→ What you need to do:
Can the data below be echoed back word for word?

## Start Information given

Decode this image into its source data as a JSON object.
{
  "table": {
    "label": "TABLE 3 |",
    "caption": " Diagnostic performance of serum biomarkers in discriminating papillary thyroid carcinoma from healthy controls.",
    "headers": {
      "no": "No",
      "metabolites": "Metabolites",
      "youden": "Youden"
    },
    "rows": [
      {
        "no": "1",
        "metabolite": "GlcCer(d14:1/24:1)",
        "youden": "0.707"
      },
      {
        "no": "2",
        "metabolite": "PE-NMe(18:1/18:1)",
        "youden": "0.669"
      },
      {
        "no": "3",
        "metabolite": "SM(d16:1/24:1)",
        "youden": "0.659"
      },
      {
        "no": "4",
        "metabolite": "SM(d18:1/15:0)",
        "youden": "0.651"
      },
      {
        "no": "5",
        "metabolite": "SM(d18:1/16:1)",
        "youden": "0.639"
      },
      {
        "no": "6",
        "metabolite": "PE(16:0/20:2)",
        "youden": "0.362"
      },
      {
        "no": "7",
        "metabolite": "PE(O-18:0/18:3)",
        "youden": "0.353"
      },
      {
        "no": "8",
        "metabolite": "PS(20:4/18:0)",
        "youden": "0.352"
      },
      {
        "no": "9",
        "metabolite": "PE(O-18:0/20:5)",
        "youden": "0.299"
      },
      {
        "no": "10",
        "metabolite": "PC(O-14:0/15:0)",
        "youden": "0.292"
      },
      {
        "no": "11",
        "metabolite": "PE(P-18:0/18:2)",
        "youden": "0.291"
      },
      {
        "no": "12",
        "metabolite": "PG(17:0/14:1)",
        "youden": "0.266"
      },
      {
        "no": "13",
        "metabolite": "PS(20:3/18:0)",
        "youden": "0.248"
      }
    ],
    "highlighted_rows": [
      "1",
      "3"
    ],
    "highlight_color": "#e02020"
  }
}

## End Information given

→ Reply to the task:
Decode this image into its source data as a JSON object.
{
  "table": {
    "label": "TABLE 3 |",
    "caption": " Diagnostic performance of serum biomarkers in discriminating papillary thyroid carcinoma from healthy controls.",
    "headers": {
      "no": "No",
      "metabolites": "Metabolites",
      "youden": "Youden"
    },
    "rows": [
      {
        "no": "1",
        "metabolite": "GlcCer(d14:1/24:1)",
        "youden": "0.707"
      },
      {
        "no": "2",
        "metabolite": "PE-NMe(18:1/18:1)",
        "youden": "0.669"
      },
      {
        "no": "3",
        "metabolite": "SM(d16:1/24:1)",
        "youden": "0.659"
      },
      {
        "no": "4",
        "metabolite": "SM(d18:1/15:0)",
        "youden": "0.651"
      },
      {
        "no": "5",
        "metabolite": "SM(d18:1/16:1)",
        "youden": "0.639"
      },
      {
        "no": "6",
        "metabolite": "PE(16:0/20:2)",
        "youden": "0.362"
      },
      {
        "no": "7",
        "metabolite": "PE(O-18:0/18:3)",
        "youden": "0.353"
      },
      {
        "no": "8",
        "metabolite": "PS(20:4/18:0)",
        "youden": "0.352"
      },
      {
        "no": "9",
        "metabolite": "PE(O-18:0/20:5)",
        "youden": "0.299"
      },
      {
        "no": "10",
        "metabolite": "PC(O-14:0/15:0)",
        "youden": "0.292"
      },
      {
        "no": "11",
        "metabolite": "PE(P-18:0/18:2)",
        "youden": "0.291"
      },
      {
        "no": "12",
        "metabolite": "PG(17:0/14:1)",
        "youden": "0.266"
      },
      {
        "no": "13",
        "metabolite": "PS(20:3/18:0)",
        "youden": "0.248"
      }
    ],
    "highlighted_rows": [
      "1",
      "3"
    ],
    "highlight_color": "#e02020"
  }
}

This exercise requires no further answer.